Look for the string "background" in the lines and copy each line that has it.

Items from a dataset |
◆ ◆ ◆ ◆ ◆
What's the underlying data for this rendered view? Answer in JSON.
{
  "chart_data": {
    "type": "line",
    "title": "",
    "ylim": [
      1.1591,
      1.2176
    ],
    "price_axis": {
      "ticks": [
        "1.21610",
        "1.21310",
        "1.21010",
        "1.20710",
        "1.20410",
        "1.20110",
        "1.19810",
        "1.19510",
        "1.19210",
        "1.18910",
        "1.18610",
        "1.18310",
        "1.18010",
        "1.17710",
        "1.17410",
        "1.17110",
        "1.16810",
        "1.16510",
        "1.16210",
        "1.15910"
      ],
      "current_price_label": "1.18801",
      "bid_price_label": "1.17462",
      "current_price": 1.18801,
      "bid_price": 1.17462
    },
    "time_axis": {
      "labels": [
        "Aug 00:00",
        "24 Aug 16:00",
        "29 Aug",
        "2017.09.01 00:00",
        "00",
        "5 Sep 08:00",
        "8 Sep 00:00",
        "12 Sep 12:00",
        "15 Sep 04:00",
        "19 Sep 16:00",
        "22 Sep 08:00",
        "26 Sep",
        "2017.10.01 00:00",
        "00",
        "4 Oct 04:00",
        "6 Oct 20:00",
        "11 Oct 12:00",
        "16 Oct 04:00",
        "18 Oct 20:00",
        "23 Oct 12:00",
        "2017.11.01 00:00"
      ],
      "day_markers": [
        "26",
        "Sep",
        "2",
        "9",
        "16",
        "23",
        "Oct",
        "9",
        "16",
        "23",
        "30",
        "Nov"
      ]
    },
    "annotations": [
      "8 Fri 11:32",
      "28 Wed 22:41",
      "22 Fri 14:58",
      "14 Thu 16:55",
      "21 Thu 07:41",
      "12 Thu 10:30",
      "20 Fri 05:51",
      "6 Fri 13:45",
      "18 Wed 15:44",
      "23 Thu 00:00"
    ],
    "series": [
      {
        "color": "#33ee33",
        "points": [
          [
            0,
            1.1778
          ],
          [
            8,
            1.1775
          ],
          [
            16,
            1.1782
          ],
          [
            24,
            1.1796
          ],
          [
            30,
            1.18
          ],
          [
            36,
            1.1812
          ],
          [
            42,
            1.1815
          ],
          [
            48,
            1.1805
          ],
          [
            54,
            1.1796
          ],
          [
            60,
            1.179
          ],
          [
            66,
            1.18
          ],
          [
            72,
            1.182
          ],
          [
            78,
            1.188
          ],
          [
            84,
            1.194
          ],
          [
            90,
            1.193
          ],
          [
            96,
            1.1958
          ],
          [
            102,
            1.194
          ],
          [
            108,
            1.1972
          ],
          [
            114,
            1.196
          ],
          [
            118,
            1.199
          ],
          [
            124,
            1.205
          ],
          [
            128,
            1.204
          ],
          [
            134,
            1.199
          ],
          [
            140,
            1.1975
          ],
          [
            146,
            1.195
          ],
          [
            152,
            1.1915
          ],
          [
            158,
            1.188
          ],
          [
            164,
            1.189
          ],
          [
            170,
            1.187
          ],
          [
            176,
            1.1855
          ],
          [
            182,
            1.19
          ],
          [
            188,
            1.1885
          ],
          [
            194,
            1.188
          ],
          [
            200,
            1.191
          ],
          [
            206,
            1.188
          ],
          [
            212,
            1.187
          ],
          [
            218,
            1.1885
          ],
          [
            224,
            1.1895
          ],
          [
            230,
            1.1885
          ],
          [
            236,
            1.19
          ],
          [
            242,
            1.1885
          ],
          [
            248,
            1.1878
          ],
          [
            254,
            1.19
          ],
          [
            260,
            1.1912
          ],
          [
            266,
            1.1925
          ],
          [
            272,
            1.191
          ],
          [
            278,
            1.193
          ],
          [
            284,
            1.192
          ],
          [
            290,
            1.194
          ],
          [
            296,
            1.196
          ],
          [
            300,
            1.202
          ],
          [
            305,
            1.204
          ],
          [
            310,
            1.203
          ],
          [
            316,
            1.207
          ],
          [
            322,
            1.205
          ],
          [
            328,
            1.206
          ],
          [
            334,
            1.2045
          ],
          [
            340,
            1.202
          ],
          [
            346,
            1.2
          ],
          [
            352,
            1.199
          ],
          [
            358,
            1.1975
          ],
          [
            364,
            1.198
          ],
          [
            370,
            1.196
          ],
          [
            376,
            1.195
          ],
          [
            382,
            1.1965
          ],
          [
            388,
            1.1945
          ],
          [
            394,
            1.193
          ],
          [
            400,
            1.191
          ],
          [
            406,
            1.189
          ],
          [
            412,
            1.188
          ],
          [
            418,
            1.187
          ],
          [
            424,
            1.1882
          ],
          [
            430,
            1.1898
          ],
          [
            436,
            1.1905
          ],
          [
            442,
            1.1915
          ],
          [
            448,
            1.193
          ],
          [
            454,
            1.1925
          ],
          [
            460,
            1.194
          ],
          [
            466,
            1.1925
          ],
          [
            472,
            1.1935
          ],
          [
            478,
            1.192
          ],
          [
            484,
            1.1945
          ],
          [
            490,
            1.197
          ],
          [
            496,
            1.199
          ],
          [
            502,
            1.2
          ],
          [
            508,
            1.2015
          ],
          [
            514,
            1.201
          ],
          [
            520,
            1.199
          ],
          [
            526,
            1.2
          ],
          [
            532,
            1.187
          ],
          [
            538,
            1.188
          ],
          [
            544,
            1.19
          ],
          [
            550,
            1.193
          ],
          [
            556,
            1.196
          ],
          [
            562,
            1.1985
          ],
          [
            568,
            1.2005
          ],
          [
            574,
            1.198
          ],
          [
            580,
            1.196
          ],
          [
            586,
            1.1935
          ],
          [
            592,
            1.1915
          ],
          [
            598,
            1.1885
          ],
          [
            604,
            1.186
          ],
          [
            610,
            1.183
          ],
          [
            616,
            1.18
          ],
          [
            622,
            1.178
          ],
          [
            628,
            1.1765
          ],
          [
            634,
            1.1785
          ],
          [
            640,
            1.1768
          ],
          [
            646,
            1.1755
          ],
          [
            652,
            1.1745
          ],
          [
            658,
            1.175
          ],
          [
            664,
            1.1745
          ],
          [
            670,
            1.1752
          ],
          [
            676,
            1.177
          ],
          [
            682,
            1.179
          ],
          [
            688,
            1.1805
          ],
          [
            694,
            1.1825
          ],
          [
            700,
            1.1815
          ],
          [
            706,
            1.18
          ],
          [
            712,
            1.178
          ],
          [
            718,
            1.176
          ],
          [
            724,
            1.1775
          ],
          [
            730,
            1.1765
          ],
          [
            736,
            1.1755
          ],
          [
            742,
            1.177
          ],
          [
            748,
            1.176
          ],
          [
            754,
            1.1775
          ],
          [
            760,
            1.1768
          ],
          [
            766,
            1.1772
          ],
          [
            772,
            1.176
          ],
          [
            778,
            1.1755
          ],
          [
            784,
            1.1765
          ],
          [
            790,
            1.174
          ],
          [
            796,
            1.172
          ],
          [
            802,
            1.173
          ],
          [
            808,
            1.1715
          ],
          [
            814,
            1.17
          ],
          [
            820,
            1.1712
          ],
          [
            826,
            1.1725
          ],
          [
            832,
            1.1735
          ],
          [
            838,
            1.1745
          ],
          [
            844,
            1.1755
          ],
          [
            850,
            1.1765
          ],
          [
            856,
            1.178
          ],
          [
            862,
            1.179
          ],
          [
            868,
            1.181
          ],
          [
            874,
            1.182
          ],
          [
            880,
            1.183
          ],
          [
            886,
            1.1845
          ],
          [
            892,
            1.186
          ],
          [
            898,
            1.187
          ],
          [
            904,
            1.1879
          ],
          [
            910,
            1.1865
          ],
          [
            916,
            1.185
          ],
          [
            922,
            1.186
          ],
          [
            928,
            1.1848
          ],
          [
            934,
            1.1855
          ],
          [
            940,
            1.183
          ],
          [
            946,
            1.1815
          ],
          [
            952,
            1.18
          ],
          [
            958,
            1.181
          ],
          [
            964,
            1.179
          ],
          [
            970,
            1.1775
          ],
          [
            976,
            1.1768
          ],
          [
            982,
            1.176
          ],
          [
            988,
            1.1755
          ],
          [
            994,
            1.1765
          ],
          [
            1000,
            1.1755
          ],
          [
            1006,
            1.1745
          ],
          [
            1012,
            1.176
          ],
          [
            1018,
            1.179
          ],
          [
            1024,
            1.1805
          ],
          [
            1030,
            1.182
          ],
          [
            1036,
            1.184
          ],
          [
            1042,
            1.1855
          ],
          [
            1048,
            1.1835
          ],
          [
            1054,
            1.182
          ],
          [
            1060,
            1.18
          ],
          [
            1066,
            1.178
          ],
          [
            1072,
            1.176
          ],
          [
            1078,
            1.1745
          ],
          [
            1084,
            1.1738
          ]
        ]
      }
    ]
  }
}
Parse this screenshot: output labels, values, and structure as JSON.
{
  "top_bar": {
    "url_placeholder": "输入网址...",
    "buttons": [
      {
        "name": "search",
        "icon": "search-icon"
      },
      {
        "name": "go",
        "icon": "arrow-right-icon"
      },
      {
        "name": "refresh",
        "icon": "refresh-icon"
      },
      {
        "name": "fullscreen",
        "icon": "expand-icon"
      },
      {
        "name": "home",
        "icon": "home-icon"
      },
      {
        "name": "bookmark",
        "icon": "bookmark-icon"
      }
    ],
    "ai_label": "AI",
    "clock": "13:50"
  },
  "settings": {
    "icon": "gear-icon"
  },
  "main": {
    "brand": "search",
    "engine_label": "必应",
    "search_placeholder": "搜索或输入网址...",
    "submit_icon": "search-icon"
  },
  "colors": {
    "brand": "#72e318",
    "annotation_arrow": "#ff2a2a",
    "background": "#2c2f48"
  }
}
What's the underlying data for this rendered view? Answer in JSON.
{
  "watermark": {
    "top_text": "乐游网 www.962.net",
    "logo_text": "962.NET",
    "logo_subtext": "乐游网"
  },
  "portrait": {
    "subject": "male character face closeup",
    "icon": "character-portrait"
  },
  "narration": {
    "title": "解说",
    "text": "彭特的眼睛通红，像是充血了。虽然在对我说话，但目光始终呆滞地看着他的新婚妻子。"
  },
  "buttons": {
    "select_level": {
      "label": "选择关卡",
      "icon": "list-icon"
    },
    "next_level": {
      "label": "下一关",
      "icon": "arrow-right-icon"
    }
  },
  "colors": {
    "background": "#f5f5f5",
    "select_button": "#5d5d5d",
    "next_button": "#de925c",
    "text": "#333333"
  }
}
◆ ◆ ◆ ◆ ◆
Problem solution |
    "background": "#2c2f48"
    "background": "#f5f5f5",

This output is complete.